▶ _Your task_: Find every line with the word "Perf" and give their count, nothing else.

▶ _Data for this task_:

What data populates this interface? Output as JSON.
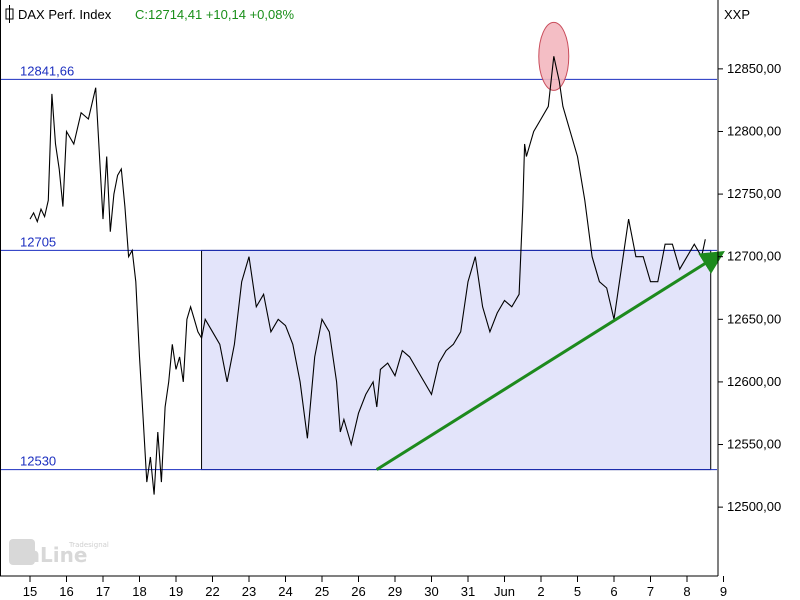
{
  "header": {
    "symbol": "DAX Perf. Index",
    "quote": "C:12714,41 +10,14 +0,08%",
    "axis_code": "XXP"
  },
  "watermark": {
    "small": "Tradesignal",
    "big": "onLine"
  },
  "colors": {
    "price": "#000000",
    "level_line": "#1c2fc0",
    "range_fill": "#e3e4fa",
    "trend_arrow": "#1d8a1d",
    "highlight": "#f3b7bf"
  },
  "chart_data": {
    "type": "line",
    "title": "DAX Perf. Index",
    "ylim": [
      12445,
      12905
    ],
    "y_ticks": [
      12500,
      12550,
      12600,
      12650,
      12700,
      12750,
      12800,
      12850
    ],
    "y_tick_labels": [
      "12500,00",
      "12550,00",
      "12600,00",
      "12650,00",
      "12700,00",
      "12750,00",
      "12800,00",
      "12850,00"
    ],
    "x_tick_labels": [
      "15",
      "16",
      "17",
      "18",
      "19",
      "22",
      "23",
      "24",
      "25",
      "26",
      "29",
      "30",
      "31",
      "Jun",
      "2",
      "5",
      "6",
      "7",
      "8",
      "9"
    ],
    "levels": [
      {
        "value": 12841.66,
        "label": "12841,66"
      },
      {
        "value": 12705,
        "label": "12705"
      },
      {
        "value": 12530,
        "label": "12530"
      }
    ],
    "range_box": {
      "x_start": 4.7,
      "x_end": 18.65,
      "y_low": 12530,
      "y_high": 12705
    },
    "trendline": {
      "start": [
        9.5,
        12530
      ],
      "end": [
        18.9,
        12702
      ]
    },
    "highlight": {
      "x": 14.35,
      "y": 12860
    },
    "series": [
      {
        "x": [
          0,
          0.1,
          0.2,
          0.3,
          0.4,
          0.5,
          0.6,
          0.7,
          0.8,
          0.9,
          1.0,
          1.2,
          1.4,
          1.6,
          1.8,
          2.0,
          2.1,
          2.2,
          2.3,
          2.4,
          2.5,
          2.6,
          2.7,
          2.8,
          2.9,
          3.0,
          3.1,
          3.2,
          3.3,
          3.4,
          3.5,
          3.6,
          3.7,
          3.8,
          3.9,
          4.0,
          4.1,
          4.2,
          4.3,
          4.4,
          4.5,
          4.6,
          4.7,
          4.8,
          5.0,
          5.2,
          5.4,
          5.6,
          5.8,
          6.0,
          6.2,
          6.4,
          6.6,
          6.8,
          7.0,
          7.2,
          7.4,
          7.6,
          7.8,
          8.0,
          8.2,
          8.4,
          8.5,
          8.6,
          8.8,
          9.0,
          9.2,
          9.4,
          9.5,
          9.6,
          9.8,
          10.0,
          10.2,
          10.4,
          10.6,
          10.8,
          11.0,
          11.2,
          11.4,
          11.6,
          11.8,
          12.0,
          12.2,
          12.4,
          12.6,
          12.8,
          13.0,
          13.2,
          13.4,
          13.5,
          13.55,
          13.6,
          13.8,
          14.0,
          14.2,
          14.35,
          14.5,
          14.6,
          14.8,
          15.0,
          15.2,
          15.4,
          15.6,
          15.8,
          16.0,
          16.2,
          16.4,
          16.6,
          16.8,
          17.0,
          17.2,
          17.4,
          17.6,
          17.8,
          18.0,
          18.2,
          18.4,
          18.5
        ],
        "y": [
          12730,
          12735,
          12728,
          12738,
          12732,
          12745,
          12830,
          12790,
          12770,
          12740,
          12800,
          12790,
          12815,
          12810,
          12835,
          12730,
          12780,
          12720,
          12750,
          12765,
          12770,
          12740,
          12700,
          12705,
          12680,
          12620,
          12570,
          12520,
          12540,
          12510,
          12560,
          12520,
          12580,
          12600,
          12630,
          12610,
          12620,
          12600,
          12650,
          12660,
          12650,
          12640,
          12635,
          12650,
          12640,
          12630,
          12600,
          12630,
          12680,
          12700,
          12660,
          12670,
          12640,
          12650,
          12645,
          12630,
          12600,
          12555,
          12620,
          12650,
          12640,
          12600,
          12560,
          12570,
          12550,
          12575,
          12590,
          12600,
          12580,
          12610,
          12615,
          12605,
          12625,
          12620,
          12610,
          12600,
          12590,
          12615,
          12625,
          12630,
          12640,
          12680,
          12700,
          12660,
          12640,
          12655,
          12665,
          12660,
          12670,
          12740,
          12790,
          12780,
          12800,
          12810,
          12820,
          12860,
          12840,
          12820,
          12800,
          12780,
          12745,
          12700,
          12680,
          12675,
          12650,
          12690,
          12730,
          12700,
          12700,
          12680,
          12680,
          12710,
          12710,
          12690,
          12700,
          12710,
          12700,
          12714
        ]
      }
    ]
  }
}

▶ _Output below_: 2